*What is needed*: Output the full material exactly as it appears here.

*Some records*:
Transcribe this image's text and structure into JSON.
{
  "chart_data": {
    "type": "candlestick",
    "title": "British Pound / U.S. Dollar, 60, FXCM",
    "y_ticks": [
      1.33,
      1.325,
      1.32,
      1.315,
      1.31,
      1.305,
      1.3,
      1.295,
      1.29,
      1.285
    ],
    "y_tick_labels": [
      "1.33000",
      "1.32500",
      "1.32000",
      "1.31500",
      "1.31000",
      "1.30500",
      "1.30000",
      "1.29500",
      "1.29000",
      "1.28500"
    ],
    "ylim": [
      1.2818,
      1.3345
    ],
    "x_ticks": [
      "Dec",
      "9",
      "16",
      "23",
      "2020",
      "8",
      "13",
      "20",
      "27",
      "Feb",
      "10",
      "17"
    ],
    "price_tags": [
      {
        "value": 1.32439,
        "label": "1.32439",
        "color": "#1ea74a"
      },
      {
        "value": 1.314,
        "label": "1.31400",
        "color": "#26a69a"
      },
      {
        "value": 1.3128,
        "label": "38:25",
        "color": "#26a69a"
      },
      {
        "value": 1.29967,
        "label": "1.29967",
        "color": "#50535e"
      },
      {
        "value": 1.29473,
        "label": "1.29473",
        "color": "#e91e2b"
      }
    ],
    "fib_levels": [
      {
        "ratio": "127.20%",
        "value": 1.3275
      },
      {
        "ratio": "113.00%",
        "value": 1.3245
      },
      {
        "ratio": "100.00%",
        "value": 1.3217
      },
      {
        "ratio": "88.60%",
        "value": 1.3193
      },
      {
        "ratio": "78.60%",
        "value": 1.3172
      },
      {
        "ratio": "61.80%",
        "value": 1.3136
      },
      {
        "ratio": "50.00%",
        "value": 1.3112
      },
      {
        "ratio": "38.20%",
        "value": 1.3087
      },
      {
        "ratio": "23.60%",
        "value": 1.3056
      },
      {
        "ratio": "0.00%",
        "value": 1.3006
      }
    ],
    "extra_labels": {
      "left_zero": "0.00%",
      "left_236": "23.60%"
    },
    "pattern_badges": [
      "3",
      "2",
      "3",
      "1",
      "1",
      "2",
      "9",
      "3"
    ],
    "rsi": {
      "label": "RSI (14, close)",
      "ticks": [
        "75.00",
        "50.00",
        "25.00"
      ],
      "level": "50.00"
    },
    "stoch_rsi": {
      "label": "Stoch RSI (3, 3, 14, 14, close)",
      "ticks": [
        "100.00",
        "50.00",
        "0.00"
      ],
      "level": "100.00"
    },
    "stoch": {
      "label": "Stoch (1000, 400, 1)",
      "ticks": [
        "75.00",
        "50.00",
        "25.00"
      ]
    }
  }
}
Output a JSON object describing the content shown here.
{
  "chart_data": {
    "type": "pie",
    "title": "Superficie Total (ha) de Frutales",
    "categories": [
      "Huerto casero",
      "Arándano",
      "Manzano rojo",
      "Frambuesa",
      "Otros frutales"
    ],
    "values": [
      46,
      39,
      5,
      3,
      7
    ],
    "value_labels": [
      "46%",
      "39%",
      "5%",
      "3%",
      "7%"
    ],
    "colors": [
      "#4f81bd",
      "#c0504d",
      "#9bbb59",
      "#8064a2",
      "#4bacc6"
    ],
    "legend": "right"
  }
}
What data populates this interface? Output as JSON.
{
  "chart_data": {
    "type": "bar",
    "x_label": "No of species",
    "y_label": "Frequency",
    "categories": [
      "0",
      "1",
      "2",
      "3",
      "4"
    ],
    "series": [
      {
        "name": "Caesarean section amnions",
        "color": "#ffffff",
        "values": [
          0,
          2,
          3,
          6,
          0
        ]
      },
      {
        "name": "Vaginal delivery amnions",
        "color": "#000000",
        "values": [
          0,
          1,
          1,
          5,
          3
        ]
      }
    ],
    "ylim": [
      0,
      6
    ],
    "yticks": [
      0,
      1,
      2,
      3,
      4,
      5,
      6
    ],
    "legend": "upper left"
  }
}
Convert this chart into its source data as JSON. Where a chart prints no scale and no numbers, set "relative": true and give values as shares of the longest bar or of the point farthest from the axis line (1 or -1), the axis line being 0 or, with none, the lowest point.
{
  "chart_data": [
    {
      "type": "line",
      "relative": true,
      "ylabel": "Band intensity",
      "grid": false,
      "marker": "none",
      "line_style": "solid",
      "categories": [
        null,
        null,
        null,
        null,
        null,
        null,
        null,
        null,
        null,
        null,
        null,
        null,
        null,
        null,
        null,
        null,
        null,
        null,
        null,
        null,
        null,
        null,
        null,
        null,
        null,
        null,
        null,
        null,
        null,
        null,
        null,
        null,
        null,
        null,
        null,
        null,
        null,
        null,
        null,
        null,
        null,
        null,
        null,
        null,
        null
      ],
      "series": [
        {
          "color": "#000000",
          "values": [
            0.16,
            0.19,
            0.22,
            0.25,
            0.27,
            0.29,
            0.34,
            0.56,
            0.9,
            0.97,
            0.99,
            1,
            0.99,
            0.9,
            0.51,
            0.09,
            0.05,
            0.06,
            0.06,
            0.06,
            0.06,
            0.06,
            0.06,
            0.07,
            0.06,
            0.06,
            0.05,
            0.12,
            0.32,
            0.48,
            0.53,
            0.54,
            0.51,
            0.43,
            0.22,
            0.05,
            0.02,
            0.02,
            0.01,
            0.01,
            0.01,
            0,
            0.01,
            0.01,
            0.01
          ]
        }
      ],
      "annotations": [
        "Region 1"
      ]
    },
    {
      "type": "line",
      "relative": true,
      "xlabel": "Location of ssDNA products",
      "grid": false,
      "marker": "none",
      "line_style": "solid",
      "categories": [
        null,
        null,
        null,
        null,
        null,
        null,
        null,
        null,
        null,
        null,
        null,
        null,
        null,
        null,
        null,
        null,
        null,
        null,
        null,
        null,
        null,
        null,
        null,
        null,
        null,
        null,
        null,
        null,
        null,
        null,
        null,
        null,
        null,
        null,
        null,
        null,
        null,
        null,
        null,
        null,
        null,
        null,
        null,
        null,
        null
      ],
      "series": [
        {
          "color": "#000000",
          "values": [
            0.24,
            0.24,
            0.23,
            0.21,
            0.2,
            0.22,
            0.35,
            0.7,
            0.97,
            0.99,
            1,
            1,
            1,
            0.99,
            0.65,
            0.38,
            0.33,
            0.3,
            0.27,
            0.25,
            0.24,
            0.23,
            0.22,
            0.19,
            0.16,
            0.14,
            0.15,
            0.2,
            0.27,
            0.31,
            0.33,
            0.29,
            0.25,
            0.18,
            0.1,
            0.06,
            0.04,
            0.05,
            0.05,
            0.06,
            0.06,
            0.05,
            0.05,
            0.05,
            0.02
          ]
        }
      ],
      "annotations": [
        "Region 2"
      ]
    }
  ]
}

*Reply to the task*:
Transcribe this image's text and structure into JSON.
{
  "chart_data": {
    "type": "candlestick",
    "title": "British Pound / U.S. Dollar, 60, FXCM",
    "y_ticks": [
      1.33,
      1.325,
      1.32,
      1.315,
      1.31,
      1.305,
      1.3,
      1.295,
      1.29,
      1.285
    ],
    "y_tick_labels": [
      "1.33000",
      "1.32500",
      "1.32000",
      "1.31500",
      "1.31000",
      "1.30500",
      "1.30000",
      "1.29500",
      "1.29000",
      "1.28500"
    ],
    "ylim": [
      1.2818,
      1.3345
    ],
    "x_ticks": [
      "Dec",
      "9",
      "16",
      "23",
      "2020",
      "8",
      "13",
      "20",
      "27",
      "Feb",
      "10",
      "17"
    ],
    "price_tags": [
      {
        "value": 1.32439,
        "label": "1.32439",
        "color": "#1ea74a"
      },
      {
        "value": 1.314,
        "label": "1.31400",
        "color": "#26a69a"
      },
      {
        "value": 1.3128,
        "label": "38:25",
        "color": "#26a69a"
      },
      {
        "value": 1.29967,
        "label": "1.29967",
        "color": "#50535e"
      },
      {
        "value": 1.29473,
        "label": "1.29473",
        "color": "#e91e2b"
      }
    ],
    "fib_levels": [
      {
        "ratio": "127.20%",
        "value": 1.3275
      },
      {
        "ratio": "113.00%",
        "value": 1.3245
      },
      {
        "ratio": "100.00%",
        "value": 1.3217
      },
      {
        "ratio": "88.60%",
        "value": 1.3193
      },
      {
        "ratio": "78.60%",
        "value": 1.3172
      },
      {
        "ratio": "61.80%",
        "value": 1.3136
      },
      {
        "ratio": "50.00%",
        "value": 1.3112
      },
      {
        "ratio": "38.20%",
        "value": 1.3087
      },
      {
        "ratio": "23.60%",
        "value": 1.3056
      },
      {
        "ratio": "0.00%",
        "value": 1.3006
      }
    ],
    "extra_labels": {
      "left_zero": "0.00%",
      "left_236": "23.60%"
    },
    "pattern_badges": [
      "3",
      "2",
      "3",
      "1",
      "1",
      "2",
      "9",
      "3"
    ],
    "rsi": {
      "label": "RSI (14, close)",
      "ticks": [
        "75.00",
        "50.00",
        "25.00"
      ],
      "level": "50.00"
    },
    "stoch_rsi": {
      "label": "Stoch RSI (3, 3, 14, 14, close)",
      "ticks": [
        "100.00",
        "50.00",
        "0.00"
      ],
      "level": "100.00"
    },
    "stoch": {
      "label": "Stoch (1000, 400, 1)",
      "ticks": [
        "75.00",
        "50.00",
        "25.00"
      ]
    }
  }
}
Output a JSON object describing the content shown here.
{
  "chart_data": {
    "type": "pie",
    "title": "Superficie Total (ha) de Frutales",
    "categories": [
      "Huerto casero",
      "Arándano",
      "Manzano rojo",
      "Frambuesa",
      "Otros frutales"
    ],
    "values": [
      46,
      39,
      5,
      3,
      7
    ],
    "value_labels": [
      "46%",
      "39%",
      "5%",
      "3%",
      "7%"
    ],
    "colors": [
      "#4f81bd",
      "#c0504d",
      "#9bbb59",
      "#8064a2",
      "#4bacc6"
    ],
    "legend": "right"
  }
}
What data populates this interface? Output as JSON.
{
  "chart_data": {
    "type": "bar",
    "x_label": "No of species",
    "y_label": "Frequency",
    "categories": [
      "0",
      "1",
      "2",
      "3",
      "4"
    ],
    "series": [
      {
        "name": "Caesarean section amnions",
        "color": "#ffffff",
        "values": [
          0,
          2,
          3,
          6,
          0
        ]
      },
      {
        "name": "Vaginal delivery amnions",
        "color": "#000000",
        "values": [
          0,
          1,
          1,
          5,
          3
        ]
      }
    ],
    "ylim": [
      0,
      6
    ],
    "yticks": [
      0,
      1,
      2,
      3,
      4,
      5,
      6
    ],
    "legend": "upper left"
  }
}
Convert this chart into its source data as JSON. Where a chart prints no scale and no numbers, set "relative": true and give values as shares of the longest bar or of the point farthest from the axis line (1 or -1), the axis line being 0 or, with none, the lowest point.
{
  "chart_data": [
    {
      "type": "line",
      "relative": true,
      "ylabel": "Band intensity",
      "grid": false,
      "marker": "none",
      "line_style": "solid",
      "categories": [
        null,
        null,
        null,
        null,
        null,
        null,
        null,
        null,
        null,
        null,
        null,
        null,
        null,
        null,
        null,
        null,
        null,
        null,
        null,
        null,
        null,
        null,
        null,
        null,
        null,
        null,
        null,
        null,
        null,
        null,
        null,
        null,
        null,
        null,
        null,
        null,
        null,
        null,
        null,
        null,
        null,
        null,
        null,
        null,
        null
      ],
      "series": [
        {
          "color": "#000000",
          "values": [
            0.16,
            0.19,
            0.22,
            0.25,
            0.27,
            0.29,
            0.34,
            0.56,
            0.9,
            0.97,
            0.99,
            1,
            0.99,
            0.9,
            0.51,
            0.09,
            0.05,
            0.06,
            0.06,
            0.06,
            0.06,
            0.06,
            0.06,
            0.07,
            0.06,
            0.06,
            0.05,
            0.12,
            0.32,
            0.48,
            0.53,
            0.54,
            0.51,
            0.43,
            0.22,
            0.05,
            0.02,
            0.02,
            0.01,
            0.01,
            0.01,
            0,
            0.01,
            0.01,
            0.01
          ]
        }
      ],
      "annotations": [
        "Region 1"
      ]
    },
    {
      "type": "line",
      "relative": true,
      "xlabel": "Location of ssDNA products",
      "grid": false,
      "marker": "none",
      "line_style": "solid",
      "categories": [
        null,
        null,
        null,
        null,
        null,
        null,
        null,
        null,
        null,
        null,
        null,
        null,
        null,
        null,
        null,
        null,
        null,
        null,
        null,
        null,
        null,
        null,
        null,
        null,
        null,
        null,
        null,
        null,
        null,
        null,
        null,
        null,
        null,
        null,
        null,
        null,
        null,
        null,
        null,
        null,
        null,
        null,
        null,
        null,
        null
      ],
      "series": [
        {
          "color": "#000000",
          "values": [
            0.24,
            0.24,
            0.23,
            0.21,
            0.2,
            0.22,
            0.35,
            0.7,
            0.97,
            0.99,
            1,
            1,
            1,
            0.99,
            0.65,
            0.38,
            0.33,
            0.3,
            0.27,
            0.25,
            0.24,
            0.23,
            0.22,
            0.19,
            0.16,
            0.14,
            0.15,
            0.2,
            0.27,
            0.31,
            0.33,
            0.29,
            0.25,
            0.18,
            0.1,
            0.06,
            0.04,
            0.05,
            0.05,
            0.06,
            0.06,
            0.05,
            0.05,
            0.05,
            0.02
          ]
        }
      ],
      "annotations": [
        "Region 2"
      ]
    }
  ]
}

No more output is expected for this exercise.